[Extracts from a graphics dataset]
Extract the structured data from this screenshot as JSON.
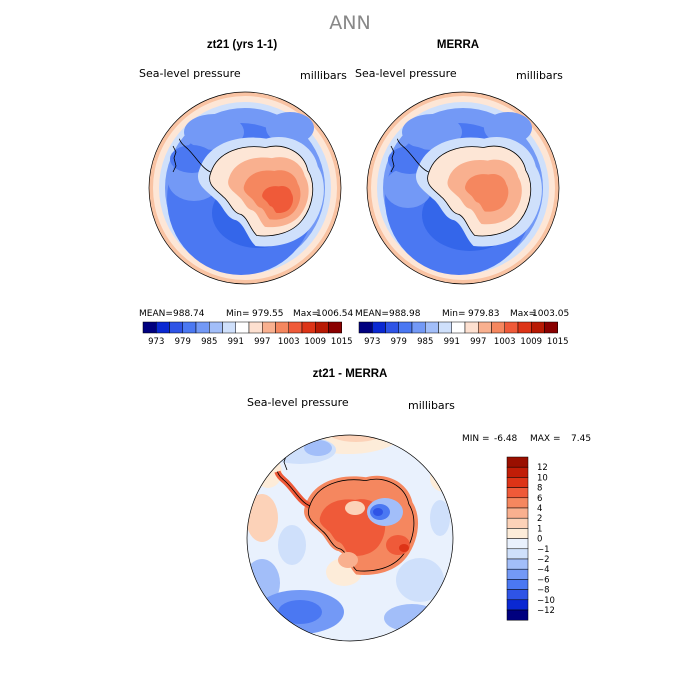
{
  "page": {
    "title": "ANN"
  },
  "colors": {
    "negative": [
      "#00007f",
      "#0000b7",
      "#0a28d2",
      "#2f54e6",
      "#4b78f2",
      "#7399f6",
      "#a2bef9",
      "#cfe0fb",
      "#e9f1fd"
    ],
    "positive": [
      "#fdecd9",
      "#fcd2b8",
      "#f9b08f",
      "#f5875f",
      "#ef5a39",
      "#dd3417",
      "#c11d07",
      "#9a0f00",
      "#7a0000"
    ]
  },
  "chart_data": [
    {
      "type": "heatmap",
      "title": "zt21 (yrs 1-1)",
      "variable": "Sea-level pressure",
      "units": "millibars",
      "stats": {
        "mean_label": "MEAN=",
        "mean": "988.74",
        "min_label": "Min=",
        "min": "979.55",
        "max_label": "Max=",
        "max": "1006.54"
      },
      "colorbar_levels": [
        "973",
        "979",
        "985",
        "991",
        "997",
        "1003",
        "1009",
        "1015"
      ],
      "colorbar_colors": [
        "#00007f",
        "#0a28d2",
        "#2f54e6",
        "#4b78f2",
        "#7399f6",
        "#a2bef9",
        "#cfe0fb",
        "#ffffff",
        "#fde0d0",
        "#f9b08f",
        "#f5875f",
        "#ef5a39",
        "#dd3417",
        "#b81a04",
        "#8a0000"
      ],
      "field": {
        "ocean_min": 980,
        "ice_margin": 991,
        "interior_max": 1006.5
      }
    },
    {
      "type": "heatmap",
      "title": "MERRA",
      "variable": "Sea-level pressure",
      "units": "millibars",
      "stats": {
        "mean_label": "MEAN=",
        "mean": "988.98",
        "min_label": "Min=",
        "min": "979.83",
        "max_label": "Max=",
        "max": "1003.05"
      },
      "colorbar_levels": [
        "973",
        "979",
        "985",
        "991",
        "997",
        "1003",
        "1009",
        "1015"
      ],
      "colorbar_colors": [
        "#00007f",
        "#0a28d2",
        "#2f54e6",
        "#4b78f2",
        "#7399f6",
        "#a2bef9",
        "#cfe0fb",
        "#ffffff",
        "#fde0d0",
        "#f9b08f",
        "#f5875f",
        "#ef5a39",
        "#dd3417",
        "#b81a04",
        "#8a0000"
      ],
      "field": {
        "ocean_min": 980,
        "ice_margin": 991,
        "interior_max": 1003
      }
    },
    {
      "type": "heatmap",
      "title": "zt21 - MERRA",
      "variable": "Sea-level pressure",
      "units": "millibars",
      "min_label": "MIN =",
      "min": "-6.48",
      "max_label": "MAX =",
      "max": "7.45",
      "colorbar_levels": [
        "12",
        "10",
        "8",
        "6",
        "4",
        "2",
        "1",
        "0",
        "−1",
        "−2",
        "−4",
        "−6",
        "−8",
        "−10",
        "−12"
      ],
      "colorbar_colors": [
        "#9a0f00",
        "#c11d07",
        "#dd3417",
        "#ef5a39",
        "#f5875f",
        "#f9b08f",
        "#fcd2b8",
        "#fdecd9",
        "#e9f1fd",
        "#cfe0fb",
        "#a2bef9",
        "#7399f6",
        "#4b78f2",
        "#2f54e6",
        "#0a28d2",
        "#00007f"
      ]
    }
  ]
}
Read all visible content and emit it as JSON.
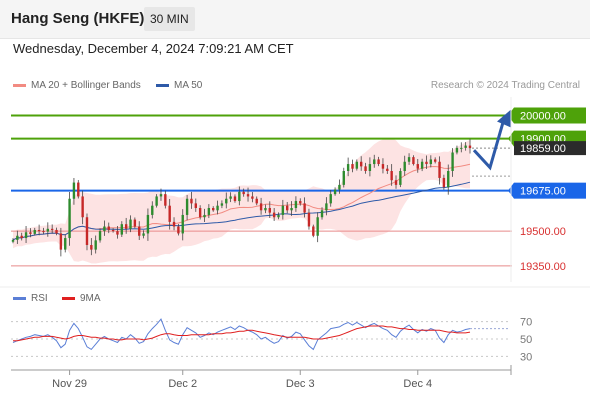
{
  "header": {
    "title": "Hang Seng (HKFE)",
    "interval": "30 MIN"
  },
  "date_text": "Wednesday, December 4, 2024 7:09:21 AM CET",
  "credit": "Research © 2024 Trading Central",
  "legend": {
    "main": [
      {
        "label": "MA 20 + Bollinger Bands",
        "color": "#f28b82"
      },
      {
        "label": "MA 50",
        "color": "#2e5aa8"
      }
    ],
    "rsi": [
      {
        "label": "RSI",
        "color": "#5b7fd6"
      },
      {
        "label": "9MA",
        "color": "#e02020"
      }
    ]
  },
  "chart_data": [
    {
      "type": "candlestick",
      "ylim": [
        19280,
        20080
      ],
      "x_ticks": [
        "Nov 29",
        "Dec 2",
        "Dec 3",
        "Dec 4"
      ],
      "colors": {
        "up": "#2e8b2e",
        "down": "#c62828",
        "ma20": "#f28b82",
        "ma50": "#2e5aa8",
        "bands_fill": "#fde3e3"
      },
      "levels": [
        {
          "value": 20000,
          "label": "20000.00",
          "color": "#4ea20a",
          "style": "line"
        },
        {
          "value": 19900,
          "label": "19900.00",
          "color": "#4ea20a",
          "style": "line"
        },
        {
          "value": 19675,
          "label": "19675.00",
          "color": "#1a66e8",
          "style": "line"
        },
        {
          "value": 19500,
          "label": "19500.00",
          "color": "#e88a8a",
          "style": "text"
        },
        {
          "value": 19350,
          "label": "19350.00",
          "color": "#e88a8a",
          "style": "text"
        }
      ],
      "current_price": {
        "value": 19859,
        "label": "19859.00",
        "color": "#2b2b2b"
      },
      "forecast": [
        19850,
        19775,
        20000
      ],
      "close": [
        19462,
        19480,
        19470,
        19495,
        19488,
        19505,
        19500,
        19498,
        19510,
        19505,
        19490,
        19420,
        19470,
        19640,
        19710,
        19650,
        19560,
        19440,
        19420,
        19460,
        19500,
        19520,
        19505,
        19500,
        19485,
        19530,
        19510,
        19550,
        19520,
        19480,
        19490,
        19570,
        19610,
        19650,
        19660,
        19610,
        19540,
        19520,
        19490,
        19570,
        19640,
        19620,
        19600,
        19560,
        19570,
        19600,
        19590,
        19610,
        19620,
        19640,
        19650,
        19630,
        19670,
        19660,
        19650,
        19640,
        19620,
        19590,
        19600,
        19580,
        19560,
        19570,
        19610,
        19590,
        19600,
        19630,
        19620,
        19580,
        19520,
        19480,
        19560,
        19590,
        19620,
        19660,
        19680,
        19700,
        19760,
        19790,
        19770,
        19800,
        19780,
        19760,
        19790,
        19810,
        19790,
        19770,
        19760,
        19720,
        19700,
        19760,
        19800,
        19820,
        19790,
        19770,
        19800,
        19790,
        19810,
        19800,
        19730,
        19690,
        19760,
        19840,
        19860,
        19860,
        19870,
        19859
      ]
    },
    {
      "type": "line",
      "title": "RSI",
      "ylim": [
        20,
        80
      ],
      "y_ticks": [
        70,
        50,
        30
      ],
      "series": [
        {
          "name": "RSI",
          "color": "#5b7fd6",
          "values": [
            46,
            48,
            50,
            52,
            53,
            55,
            54,
            53,
            55,
            52,
            48,
            40,
            44,
            60,
            68,
            62,
            52,
            41,
            38,
            44,
            50,
            53,
            50,
            48,
            46,
            52,
            50,
            55,
            51,
            45,
            47,
            56,
            62,
            67,
            73,
            60,
            49,
            46,
            44,
            55,
            63,
            60,
            57,
            52,
            54,
            57,
            55,
            58,
            60,
            62,
            64,
            61,
            65,
            63,
            60,
            58,
            55,
            50,
            52,
            48,
            45,
            47,
            54,
            51,
            53,
            58,
            56,
            49,
            42,
            38,
            49,
            53,
            57,
            62,
            63,
            64,
            67,
            69,
            66,
            69,
            66,
            63,
            66,
            68,
            65,
            62,
            60,
            55,
            52,
            59,
            63,
            66,
            61,
            57,
            61,
            59,
            62,
            60,
            51,
            46,
            55,
            60,
            58,
            59,
            61,
            62
          ]
        },
        {
          "name": "9MA",
          "color": "#e02020",
          "values": [
            48,
            48,
            49,
            50,
            51,
            52,
            52,
            53,
            53,
            53,
            52,
            51,
            50,
            51,
            53,
            54,
            54,
            53,
            52,
            52,
            51,
            51,
            50,
            50,
            49,
            49,
            50,
            50,
            50,
            50,
            49,
            50,
            51,
            53,
            55,
            56,
            56,
            55,
            54,
            54,
            54,
            55,
            55,
            55,
            55,
            55,
            56,
            56,
            56,
            57,
            57,
            58,
            59,
            59,
            60,
            60,
            59,
            58,
            57,
            56,
            55,
            54,
            53,
            52,
            52,
            52,
            52,
            52,
            51,
            50,
            50,
            50,
            51,
            52,
            53,
            54,
            56,
            58,
            60,
            62,
            63,
            64,
            65,
            65,
            65,
            65,
            64,
            64,
            63,
            62,
            62,
            61,
            61,
            60,
            60,
            60,
            60,
            60,
            60,
            59,
            58,
            58,
            57,
            57,
            57,
            58
          ]
        }
      ]
    }
  ]
}
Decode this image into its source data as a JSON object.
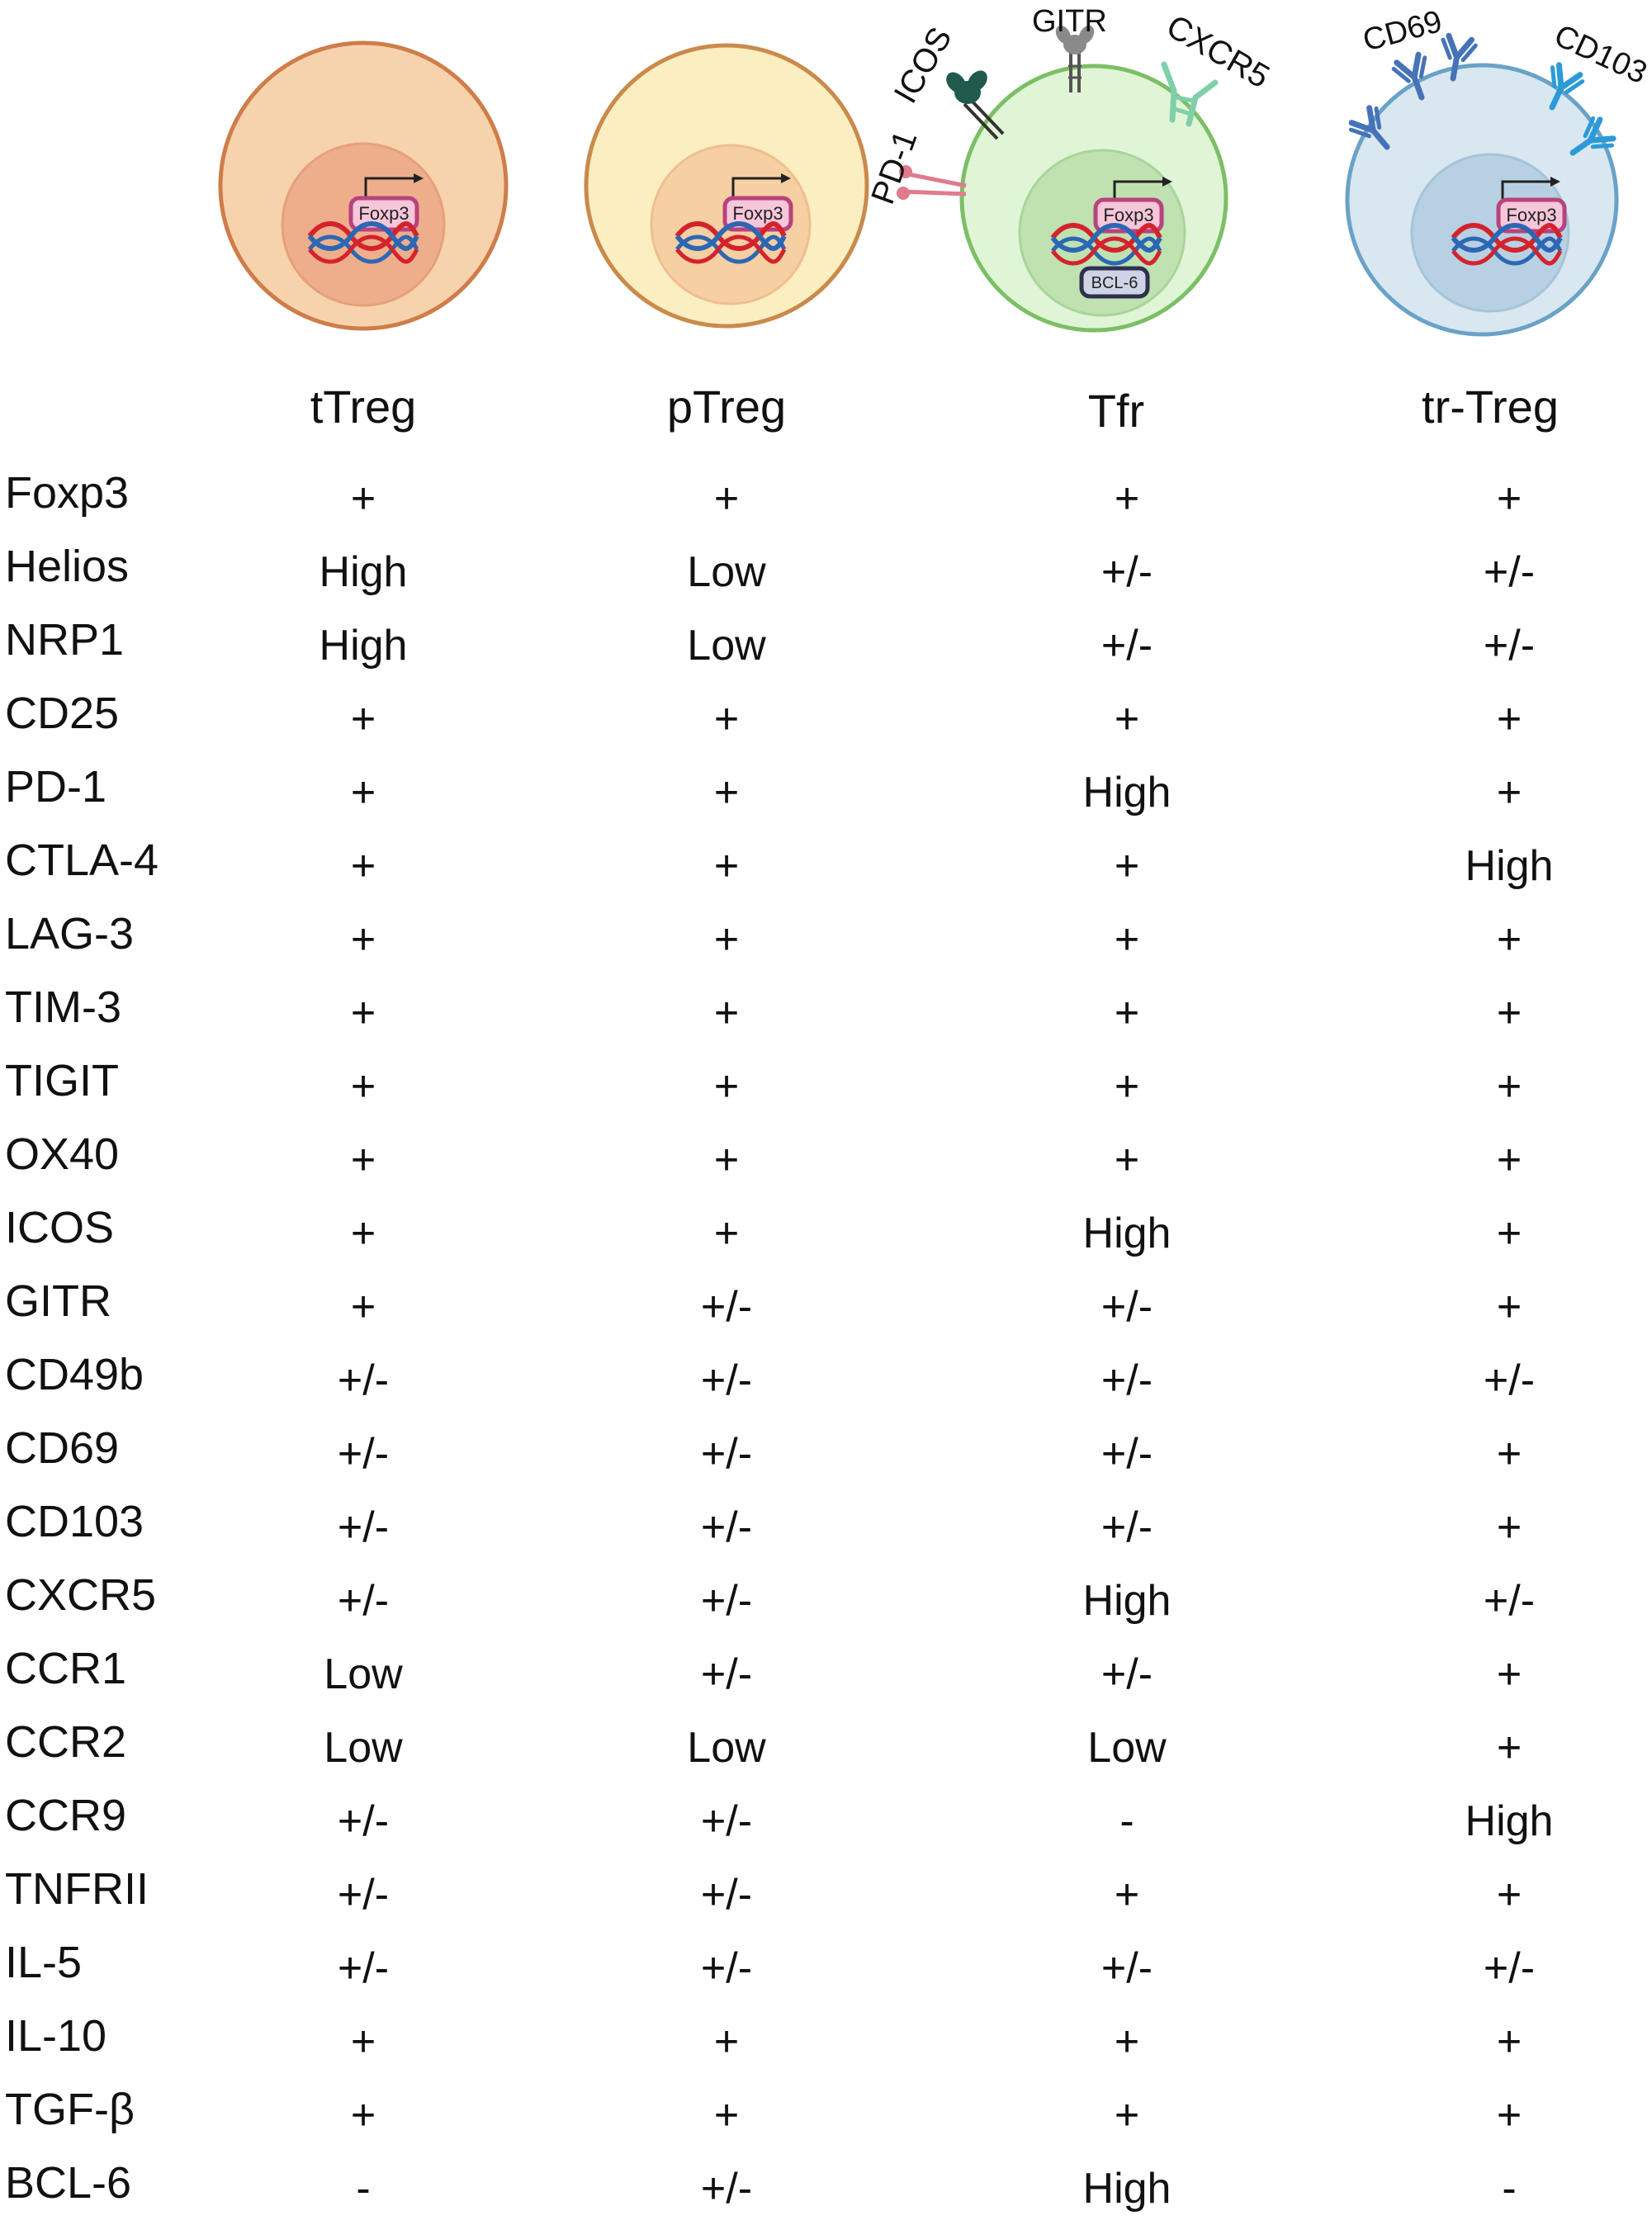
{
  "colors": {
    "ttreg_outer": "#f7d3ad",
    "ttreg_outer_stroke": "#cf7d4a",
    "ttreg_nucleus": "#eeae8c",
    "ptreg_outer": "#fbeec1",
    "ptreg_outer_stroke": "#c98a4b",
    "ptreg_nucleus": "#f6cfa2",
    "tfr_outer": "#e0f5d6",
    "tfr_outer_stroke": "#7cbf66",
    "tfr_nucleus": "#bfe2b0",
    "trtreg_outer": "#d8e7f0",
    "trtreg_outer_stroke": "#6aa2c7",
    "trtreg_nucleus": "#b7d1e2",
    "foxp3_box_fill": "#f6c6d9",
    "foxp3_box_stroke": "#b8437c",
    "dna_red": "#d4232d",
    "dna_blue": "#2d67b4",
    "pd1_color": "#e07a8d",
    "icos_color": "#1f5a4d",
    "gitr_color": "#8a8a8a",
    "cxcr5_color": "#7fd0a9",
    "cd69_color": "#4673b8",
    "cd103_color": "#2a9bd8"
  },
  "diagram": {
    "foxp3_label": "Foxp3",
    "bcl6_label": "BCL-6",
    "receptor_labels": {
      "pd1": "PD-1",
      "icos": "ICOS",
      "gitr": "GITR",
      "cxcr5": "CXCR5",
      "cd69": "CD69",
      "cd103": "CD103"
    }
  },
  "table": {
    "columns": [
      "tTreg",
      "pTreg",
      "Tfr",
      "tr-Treg"
    ],
    "rows": [
      {
        "marker": "Foxp3",
        "values": [
          "+",
          "+",
          "+",
          "+"
        ]
      },
      {
        "marker": "Helios",
        "values": [
          "High",
          "Low",
          "+/-",
          "+/-"
        ]
      },
      {
        "marker": "NRP1",
        "values": [
          "High",
          "Low",
          "+/-",
          "+/-"
        ]
      },
      {
        "marker": "CD25",
        "values": [
          "+",
          "+",
          "+",
          "+"
        ]
      },
      {
        "marker": "PD-1",
        "values": [
          "+",
          "+",
          "High",
          "+"
        ]
      },
      {
        "marker": "CTLA-4",
        "values": [
          "+",
          "+",
          "+",
          "High"
        ]
      },
      {
        "marker": "LAG-3",
        "values": [
          "+",
          "+",
          "+",
          "+"
        ]
      },
      {
        "marker": "TIM-3",
        "values": [
          "+",
          "+",
          "+",
          "+"
        ]
      },
      {
        "marker": "TIGIT",
        "values": [
          "+",
          "+",
          "+",
          "+"
        ]
      },
      {
        "marker": "OX40",
        "values": [
          "+",
          "+",
          "+",
          "+"
        ]
      },
      {
        "marker": "ICOS",
        "values": [
          "+",
          "+",
          "High",
          "+"
        ]
      },
      {
        "marker": "GITR",
        "values": [
          "+",
          "+/-",
          "+/-",
          "+"
        ]
      },
      {
        "marker": "CD49b",
        "values": [
          "+/-",
          "+/-",
          "+/-",
          "+/-"
        ]
      },
      {
        "marker": "CD69",
        "values": [
          "+/-",
          "+/-",
          "+/-",
          "+"
        ]
      },
      {
        "marker": "CD103",
        "values": [
          "+/-",
          "+/-",
          "+/-",
          "+"
        ]
      },
      {
        "marker": "CXCR5",
        "values": [
          "+/-",
          "+/-",
          "High",
          "+/-"
        ]
      },
      {
        "marker": "CCR1",
        "values": [
          "Low",
          "+/-",
          "+/-",
          "+"
        ]
      },
      {
        "marker": "CCR2",
        "values": [
          "Low",
          "Low",
          "Low",
          "+"
        ]
      },
      {
        "marker": "CCR9",
        "values": [
          "+/-",
          "+/-",
          "-",
          "High"
        ]
      },
      {
        "marker": "TNFRII",
        "values": [
          "+/-",
          "+/-",
          "+",
          "+"
        ]
      },
      {
        "marker": "IL-5",
        "values": [
          "+/-",
          "+/-",
          "+/-",
          "+/-"
        ]
      },
      {
        "marker": "IL-10",
        "values": [
          "+",
          "+",
          "+",
          "+"
        ]
      },
      {
        "marker": "TGF-β",
        "values": [
          "+",
          "+",
          "+",
          "+"
        ]
      },
      {
        "marker": "BCL-6",
        "values": [
          "-",
          "+/-",
          "High",
          "-"
        ]
      }
    ]
  }
}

DESCRIPTION OF THE TASK -
Filter the records above for lines containing the word "this", and copy those lines.

RESULT -
Extract the structured data from this screenshot as JSON.
Decode this image into its source data as a JSON object.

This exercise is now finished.